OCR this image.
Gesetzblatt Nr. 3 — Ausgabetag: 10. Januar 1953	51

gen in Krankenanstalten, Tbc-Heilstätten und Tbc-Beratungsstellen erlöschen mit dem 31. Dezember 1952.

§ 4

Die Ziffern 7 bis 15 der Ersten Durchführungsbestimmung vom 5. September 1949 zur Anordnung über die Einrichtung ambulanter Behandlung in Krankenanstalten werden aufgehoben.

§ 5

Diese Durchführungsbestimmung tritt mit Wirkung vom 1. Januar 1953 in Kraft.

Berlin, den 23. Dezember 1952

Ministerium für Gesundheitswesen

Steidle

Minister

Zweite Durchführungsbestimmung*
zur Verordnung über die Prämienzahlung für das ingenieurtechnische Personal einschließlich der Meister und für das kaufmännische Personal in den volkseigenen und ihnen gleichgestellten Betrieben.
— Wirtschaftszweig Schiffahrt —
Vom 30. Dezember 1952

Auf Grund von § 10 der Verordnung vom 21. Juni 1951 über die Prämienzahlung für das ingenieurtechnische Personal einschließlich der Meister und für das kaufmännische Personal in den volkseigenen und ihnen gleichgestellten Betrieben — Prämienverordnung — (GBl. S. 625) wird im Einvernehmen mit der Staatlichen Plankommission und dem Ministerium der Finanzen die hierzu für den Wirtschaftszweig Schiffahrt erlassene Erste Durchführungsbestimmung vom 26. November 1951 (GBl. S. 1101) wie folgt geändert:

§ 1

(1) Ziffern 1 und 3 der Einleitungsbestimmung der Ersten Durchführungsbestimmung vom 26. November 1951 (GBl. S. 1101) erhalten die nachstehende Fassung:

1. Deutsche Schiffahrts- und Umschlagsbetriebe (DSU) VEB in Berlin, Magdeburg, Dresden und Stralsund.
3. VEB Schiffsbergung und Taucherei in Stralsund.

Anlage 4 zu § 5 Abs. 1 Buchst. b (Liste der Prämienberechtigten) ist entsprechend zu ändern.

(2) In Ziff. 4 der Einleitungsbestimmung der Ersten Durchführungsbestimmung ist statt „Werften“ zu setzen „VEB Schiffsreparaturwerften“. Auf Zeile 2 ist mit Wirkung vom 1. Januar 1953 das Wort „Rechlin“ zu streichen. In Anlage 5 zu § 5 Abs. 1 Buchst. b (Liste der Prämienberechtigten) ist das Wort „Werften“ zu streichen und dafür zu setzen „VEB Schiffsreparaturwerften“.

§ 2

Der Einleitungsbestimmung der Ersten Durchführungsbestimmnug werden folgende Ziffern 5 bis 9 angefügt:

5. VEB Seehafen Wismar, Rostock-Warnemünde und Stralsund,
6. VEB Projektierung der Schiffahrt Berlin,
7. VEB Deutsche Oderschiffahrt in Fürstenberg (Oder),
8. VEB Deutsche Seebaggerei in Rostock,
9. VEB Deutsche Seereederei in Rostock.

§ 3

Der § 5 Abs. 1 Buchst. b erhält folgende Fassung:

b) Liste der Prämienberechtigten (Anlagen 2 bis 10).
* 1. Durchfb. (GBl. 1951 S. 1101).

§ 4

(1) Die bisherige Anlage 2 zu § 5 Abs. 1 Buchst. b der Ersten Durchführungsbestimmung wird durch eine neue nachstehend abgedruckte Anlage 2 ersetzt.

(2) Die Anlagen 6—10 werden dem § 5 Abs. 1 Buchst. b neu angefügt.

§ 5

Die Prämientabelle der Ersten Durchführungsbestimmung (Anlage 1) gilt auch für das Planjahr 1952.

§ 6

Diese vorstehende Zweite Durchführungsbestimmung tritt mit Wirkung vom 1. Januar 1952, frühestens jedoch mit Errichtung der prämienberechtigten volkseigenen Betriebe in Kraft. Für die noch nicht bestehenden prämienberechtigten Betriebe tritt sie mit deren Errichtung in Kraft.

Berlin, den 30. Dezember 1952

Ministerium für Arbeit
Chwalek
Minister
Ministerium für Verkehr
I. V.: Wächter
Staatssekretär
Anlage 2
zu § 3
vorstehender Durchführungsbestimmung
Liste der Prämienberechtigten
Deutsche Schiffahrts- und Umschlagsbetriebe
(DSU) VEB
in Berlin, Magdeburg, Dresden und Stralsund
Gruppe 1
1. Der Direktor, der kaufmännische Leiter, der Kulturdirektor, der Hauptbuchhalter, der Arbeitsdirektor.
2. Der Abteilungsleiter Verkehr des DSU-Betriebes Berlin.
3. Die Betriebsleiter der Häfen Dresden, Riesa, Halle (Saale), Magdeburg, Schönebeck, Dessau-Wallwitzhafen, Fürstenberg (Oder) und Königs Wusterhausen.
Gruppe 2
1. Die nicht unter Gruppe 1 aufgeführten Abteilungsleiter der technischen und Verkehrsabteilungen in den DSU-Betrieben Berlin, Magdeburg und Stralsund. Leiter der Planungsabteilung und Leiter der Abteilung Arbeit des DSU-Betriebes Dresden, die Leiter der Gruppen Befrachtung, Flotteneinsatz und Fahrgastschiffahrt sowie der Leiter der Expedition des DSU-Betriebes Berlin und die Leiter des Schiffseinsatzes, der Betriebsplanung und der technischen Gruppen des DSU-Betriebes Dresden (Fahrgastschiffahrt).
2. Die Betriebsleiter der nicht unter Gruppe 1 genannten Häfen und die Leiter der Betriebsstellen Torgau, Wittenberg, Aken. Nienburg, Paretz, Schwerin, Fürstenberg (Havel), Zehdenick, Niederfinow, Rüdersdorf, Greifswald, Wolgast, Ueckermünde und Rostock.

------------------------------------------------------------

**Direction**
Reproduce the entries above in full by retyping them exactly.

**Written response**
OCR this image.
Gesetzblatt Nr. 3 — Ausgabetag: 10. Januar 1953	51

gen in Krankenanstalten, Tbc-Heilstätten und Tbc-Beratungsstellen erlöschen mit dem 31. Dezember 1952.

§ 4

Die Ziffern 7 bis 15 der Ersten Durchführungsbestimmung vom 5. September 1949 zur Anordnung über die Einrichtung ambulanter Behandlung in Krankenanstalten werden aufgehoben.

§ 5

Diese Durchführungsbestimmung tritt mit Wirkung vom 1. Januar 1953 in Kraft.

Berlin, den 23. Dezember 1952

Ministerium für Gesundheitswesen

Steidle

Minister

Zweite Durchführungsbestimmung*
zur Verordnung über die Prämienzahlung für das ingenieurtechnische Personal einschließlich der Meister und für das kaufmännische Personal in den volkseigenen und ihnen gleichgestellten Betrieben.
— Wirtschaftszweig Schiffahrt —
Vom 30. Dezember 1952

Auf Grund von § 10 der Verordnung vom 21. Juni 1951 über die Prämienzahlung für das ingenieurtechnische Personal einschließlich der Meister und für das kaufmännische Personal in den volkseigenen und ihnen gleichgestellten Betrieben — Prämienverordnung — (GBl. S. 625) wird im Einvernehmen mit der Staatlichen Plankommission und dem Ministerium der Finanzen die hierzu für den Wirtschaftszweig Schiffahrt erlassene Erste Durchführungsbestimmung vom 26. November 1951 (GBl. S. 1101) wie folgt geändert:

§ 1

(1) Ziffern 1 und 3 der Einleitungsbestimmung der Ersten Durchführungsbestimmung vom 26. November 1951 (GBl. S. 1101) erhalten die nachstehende Fassung:

1. Deutsche Schiffahrts- und Umschlagsbetriebe (DSU) VEB in Berlin, Magdeburg, Dresden und Stralsund.
3. VEB Schiffsbergung und Taucherei in Stralsund.

Anlage 4 zu § 5 Abs. 1 Buchst. b (Liste der Prämienberechtigten) ist entsprechend zu ändern.

(2) In Ziff. 4 der Einleitungsbestimmung der Ersten Durchführungsbestimmung ist statt „Werften“ zu setzen „VEB Schiffsreparaturwerften“. Auf Zeile 2 ist mit Wirkung vom 1. Januar 1953 das Wort „Rechlin“ zu streichen. In Anlage 5 zu § 5 Abs. 1 Buchst. b (Liste der Prämienberechtigten) ist das Wort „Werften“ zu streichen und dafür zu setzen „VEB Schiffsreparaturwerften“.

§ 2

Der Einleitungsbestimmung der Ersten Durchführungsbestimmnug werden folgende Ziffern 5 bis 9 angefügt:

5. VEB Seehafen Wismar, Rostock-Warnemünde und Stralsund,
6. VEB Projektierung der Schiffahrt Berlin,
7. VEB Deutsche Oderschiffahrt in Fürstenberg (Oder),
8. VEB Deutsche Seebaggerei in Rostock,
9. VEB Deutsche Seereederei in Rostock.

§ 3

Der § 5 Abs. 1 Buchst. b erhält folgende Fassung:

b) Liste der Prämienberechtigten (Anlagen 2 bis 10).
* 1. Durchfb. (GBl. 1951 S. 1101).

§ 4

(1) Die bisherige Anlage 2 zu § 5 Abs. 1 Buchst. b der Ersten Durchführungsbestimmung wird durch eine neue nachstehend abgedruckte Anlage 2 ersetzt.

(2) Die Anlagen 6—10 werden dem § 5 Abs. 1 Buchst. b neu angefügt.

§ 5

Die Prämientabelle der Ersten Durchführungsbestimmung (Anlage 1) gilt auch für das Planjahr 1952.

§ 6

Diese vorstehende Zweite Durchführungsbestimmung tritt mit Wirkung vom 1. Januar 1952, frühestens jedoch mit Errichtung der prämienberechtigten volkseigenen Betriebe in Kraft. Für die noch nicht bestehenden prämienberechtigten Betriebe tritt sie mit deren Errichtung in Kraft.

Berlin, den 30. Dezember 1952

Ministerium für Arbeit
Chwalek
Minister
Ministerium für Verkehr
I. V.: Wächter
Staatssekretär
Anlage 2
zu § 3
vorstehender Durchführungsbestimmung
Liste der Prämienberechtigten
Deutsche Schiffahrts- und Umschlagsbetriebe
(DSU) VEB
in Berlin, Magdeburg, Dresden und Stralsund
Gruppe 1
1. Der Direktor, der kaufmännische Leiter, der Kulturdirektor, der Hauptbuchhalter, der Arbeitsdirektor.
2. Der Abteilungsleiter Verkehr des DSU-Betriebes Berlin.
3. Die Betriebsleiter der Häfen Dresden, Riesa, Halle (Saale), Magdeburg, Schönebeck, Dessau-Wallwitzhafen, Fürstenberg (Oder) und Königs Wusterhausen.
Gruppe 2
1. Die nicht unter Gruppe 1 aufgeführten Abteilungsleiter der technischen und Verkehrsabteilungen in den DSU-Betrieben Berlin, Magdeburg und Stralsund. Leiter der Planungsabteilung und Leiter der Abteilung Arbeit des DSU-Betriebes Dresden, die Leiter der Gruppen Befrachtung, Flotteneinsatz und Fahrgastschiffahrt sowie der Leiter der Expedition des DSU-Betriebes Berlin und die Leiter des Schiffseinsatzes, der Betriebsplanung und der technischen Gruppen des DSU-Betriebes Dresden (Fahrgastschiffahrt).
2. Die Betriebsleiter der nicht unter Gruppe 1 genannten Häfen und die Leiter der Betriebsstellen Torgau, Wittenberg, Aken. Nienburg, Paretz, Schwerin, Fürstenberg (Havel), Zehdenick, Niederfinow, Rüdersdorf, Greifswald, Wolgast, Ueckermünde und Rostock.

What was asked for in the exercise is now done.